Supplied information:
§ §

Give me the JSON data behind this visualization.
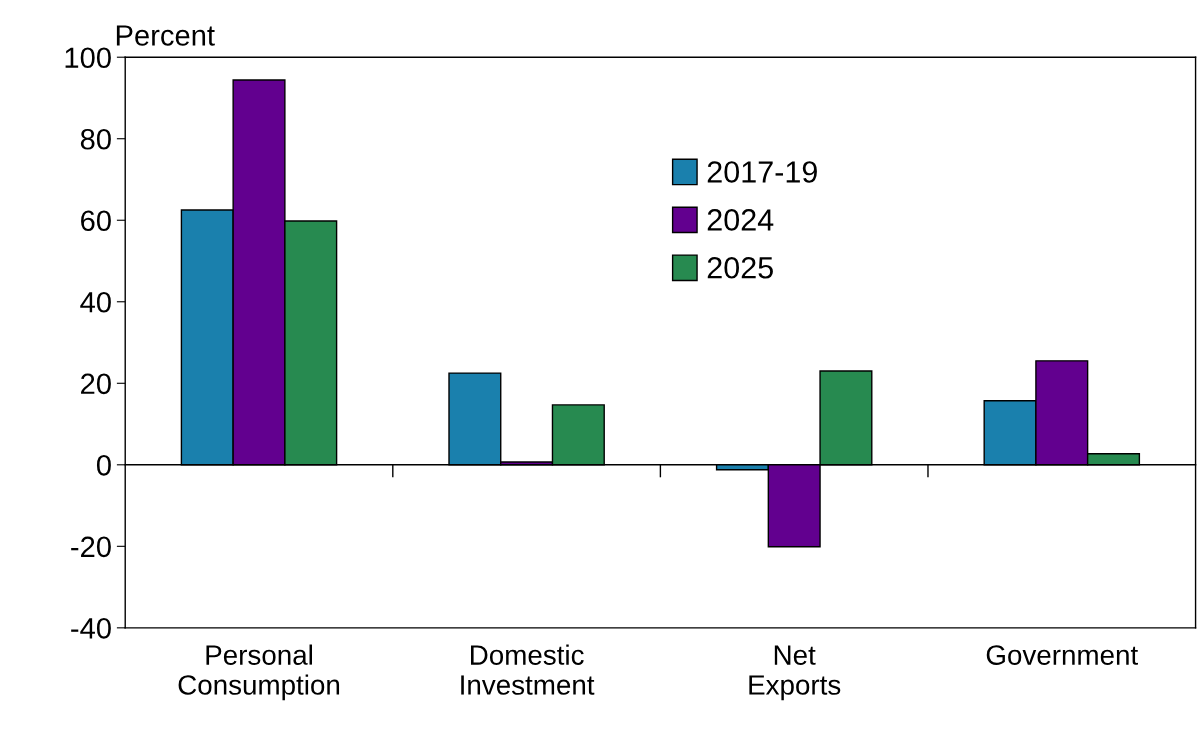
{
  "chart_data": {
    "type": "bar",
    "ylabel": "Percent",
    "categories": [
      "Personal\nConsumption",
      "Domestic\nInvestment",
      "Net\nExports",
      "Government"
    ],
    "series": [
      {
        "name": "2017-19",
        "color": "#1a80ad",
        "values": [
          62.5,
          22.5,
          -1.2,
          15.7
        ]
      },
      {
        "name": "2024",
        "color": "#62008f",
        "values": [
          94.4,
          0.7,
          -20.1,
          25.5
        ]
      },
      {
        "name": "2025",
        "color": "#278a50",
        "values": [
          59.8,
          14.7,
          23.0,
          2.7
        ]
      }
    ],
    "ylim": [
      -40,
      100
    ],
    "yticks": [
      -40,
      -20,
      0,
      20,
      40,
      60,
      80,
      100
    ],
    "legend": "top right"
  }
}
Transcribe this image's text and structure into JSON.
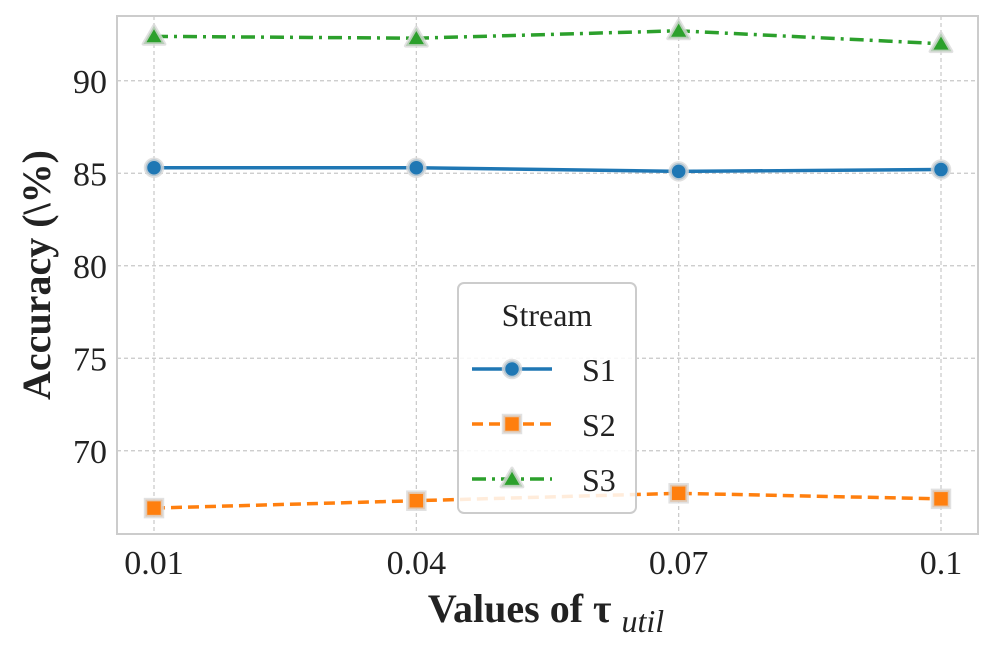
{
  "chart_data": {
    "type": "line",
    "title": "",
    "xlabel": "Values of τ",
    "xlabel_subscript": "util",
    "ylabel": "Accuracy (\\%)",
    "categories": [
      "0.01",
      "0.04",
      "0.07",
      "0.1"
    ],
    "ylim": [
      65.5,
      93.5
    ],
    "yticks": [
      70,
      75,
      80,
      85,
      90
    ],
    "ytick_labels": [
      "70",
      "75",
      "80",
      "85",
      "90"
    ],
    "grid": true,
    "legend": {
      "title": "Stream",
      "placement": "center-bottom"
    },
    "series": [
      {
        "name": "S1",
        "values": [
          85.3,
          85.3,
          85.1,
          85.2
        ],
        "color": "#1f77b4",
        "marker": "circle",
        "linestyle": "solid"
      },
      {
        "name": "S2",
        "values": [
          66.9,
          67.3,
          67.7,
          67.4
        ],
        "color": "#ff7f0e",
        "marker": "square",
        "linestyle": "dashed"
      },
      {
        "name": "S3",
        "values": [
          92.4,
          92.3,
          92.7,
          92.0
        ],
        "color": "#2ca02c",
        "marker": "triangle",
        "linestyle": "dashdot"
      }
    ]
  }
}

§ §

Challenge: Every entry above needs to be retyped exactly; drop the pictures.

Expected answer:
Give me the JSON data behind this visualization.
{
  "chart_data": {
    "type": "bar",
    "ylabel": "Percent",
    "categories": [
      "Personal\nConsumption",
      "Domestic\nInvestment",
      "Net\nExports",
      "Government"
    ],
    "series": [
      {
        "name": "2017-19",
        "color": "#1a80ad",
        "values": [
          62.5,
          22.5,
          -1.2,
          15.7
        ]
      },
      {
        "name": "2024",
        "color": "#62008f",
        "values": [
          94.4,
          0.7,
          -20.1,
          25.5
        ]
      },
      {
        "name": "2025",
        "color": "#278a50",
        "values": [
          59.8,
          14.7,
          23.0,
          2.7
        ]
      }
    ],
    "ylim": [
      -40,
      100
    ],
    "yticks": [
      -40,
      -20,
      0,
      20,
      40,
      60,
      80,
      100
    ],
    "legend": "top right"
  }
}
Transcribe this image's text and structure into JSON.
{
  "chart_data": {
    "type": "line",
    "title": "",
    "xlabel": "Values of τ",
    "xlabel_subscript": "util",
    "ylabel": "Accuracy (\\%)",
    "categories": [
      "0.01",
      "0.04",
      "0.07",
      "0.1"
    ],
    "ylim": [
      65.5,
      93.5
    ],
    "yticks": [
      70,
      75,
      80,
      85,
      90
    ],
    "ytick_labels": [
      "70",
      "75",
      "80",
      "85",
      "90"
    ],
    "grid": true,
    "legend": {
      "title": "Stream",
      "placement": "center-bottom"
    },
    "series": [
      {
        "name": "S1",
        "values": [
          85.3,
          85.3,
          85.1,
          85.2
        ],
        "color": "#1f77b4",
        "marker": "circle",
        "linestyle": "solid"
      },
      {
        "name": "S2",
        "values": [
          66.9,
          67.3,
          67.7,
          67.4
        ],
        "color": "#ff7f0e",
        "marker": "square",
        "linestyle": "dashed"
      },
      {
        "name": "S3",
        "values": [
          92.4,
          92.3,
          92.7,
          92.0
        ],
        "color": "#2ca02c",
        "marker": "triangle",
        "linestyle": "dashdot"
      }
    ]
  }
}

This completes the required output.